--- DATA ---
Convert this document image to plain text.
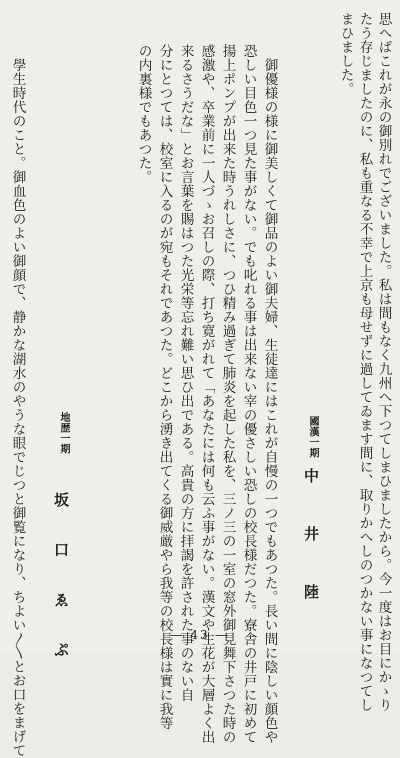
思へばこれが永の御別れでございました。私は間もなく九州へ下つてしまひましたから。今一度はお目にかゝり
たう存じましたのに、私も重なる不幸で上京も母せずに過してゐます間に、取りかへしのつかない事になつてし
まひました。
中　井　陸
國漢一期
御優様の様に御美しくて御品のよい御夫婦、生徒達にはこれが自慢の一つでもあつた。長い間に陰しい顔色や
恐しい目色一つ見た事がない。でも叱れる事は出来ない宰の優さしい恐しの校長様だつた。寮舎の井戸に初めて
揚上ポンプが出来た時うれしさに、つひ精み過ぎて肺炎を起した私を、三ノ三の一室の窓外御見舞下さつた時の
感激や、卒業前に一人づゝお召しの際、打ち寛がれて「あなたには何も云ふ事がない。漢文や生花が大層よく出
来るさうだな」とお言葉を賜はつた光栄等忘れ難い思ひ出である。高貴の方に拝謁を許された事のない自
分にとつては、校室に入るのが宛もそれであつた。どこから湧き出てくる御威厳やら我等の校長様は實に我等
の内裏様でもあつた。
坂　口　ゑ　ぷ
地歴一期
學生時代のこと。御血色のよい御顔で、静かな湖水のやうな眼でじつと御覧になり、ちよい〳〵とお口をまげて	― 43 ―
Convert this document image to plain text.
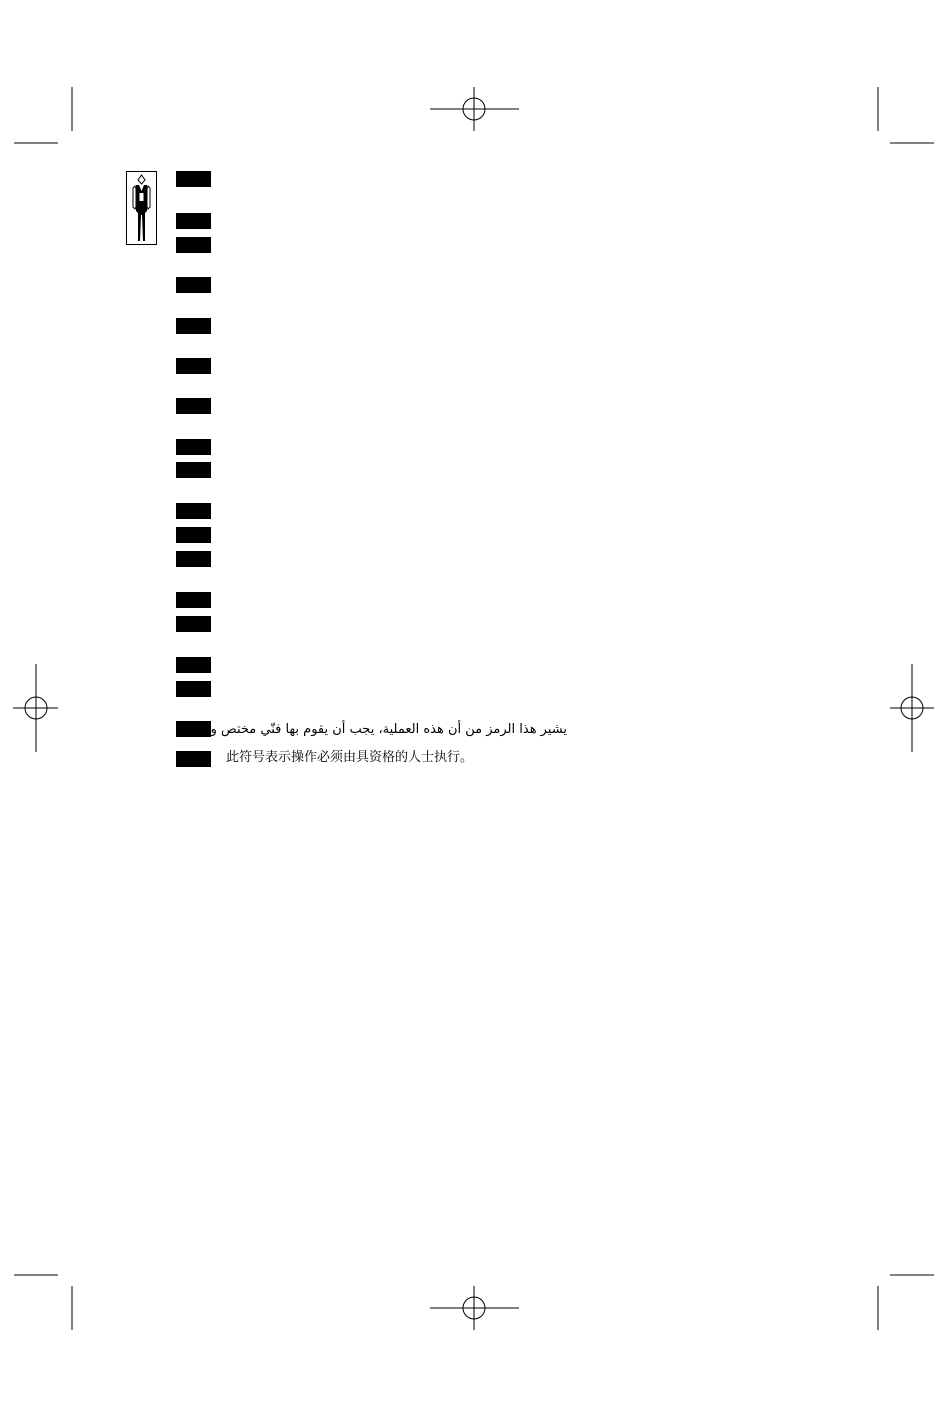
يشير هذا الرمز من أن هذه العملية، يجب أن يقوم بها فنّي مختص ومؤهل.
此符号表示操作必须由具资格的人士执行。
---
**STATED GOAL:** Return all of the entries exactly as written, but drop any pictures they hold.

**FULL RESPONSE:**
Convert this document image to plain text.
思へばこれが永の御別れでございました。私は間もなく九州へ下つてしまひましたから。今一度はお目にかゝり
たう存じましたのに、私も重なる不幸で上京も母せずに過してゐます間に、取りかへしのつかない事になつてし
まひました。
中　井　陸
國漢一期
御優様の様に御美しくて御品のよい御夫婦、生徒達にはこれが自慢の一つでもあつた。長い間に陰しい顔色や
恐しい目色一つ見た事がない。でも叱れる事は出来ない宰の優さしい恐しの校長様だつた。寮舎の井戸に初めて
揚上ポンプが出来た時うれしさに、つひ精み過ぎて肺炎を起した私を、三ノ三の一室の窓外御見舞下さつた時の
感激や、卒業前に一人づゝお召しの際、打ち寛がれて「あなたには何も云ふ事がない。漢文や生花が大層よく出
来るさうだな」とお言葉を賜はつた光栄等忘れ難い思ひ出である。高貴の方に拝謁を許された事のない自
分にとつては、校室に入るのが宛もそれであつた。どこから湧き出てくる御威厳やら我等の校長様は實に我等
の内裏様でもあつた。
坂　口　ゑ　ぷ
地歴一期
學生時代のこと。御血色のよい御顔で、静かな湖水のやうな眼でじつと御覧になり、ちよい〳〵とお口をまげて	― 43 ―
Convert this document image to plain text.
يشير هذا الرمز من أن هذه العملية، يجب أن يقوم بها فنّي مختص ومؤهل.
此符号表示操作必须由具资格的人士执行。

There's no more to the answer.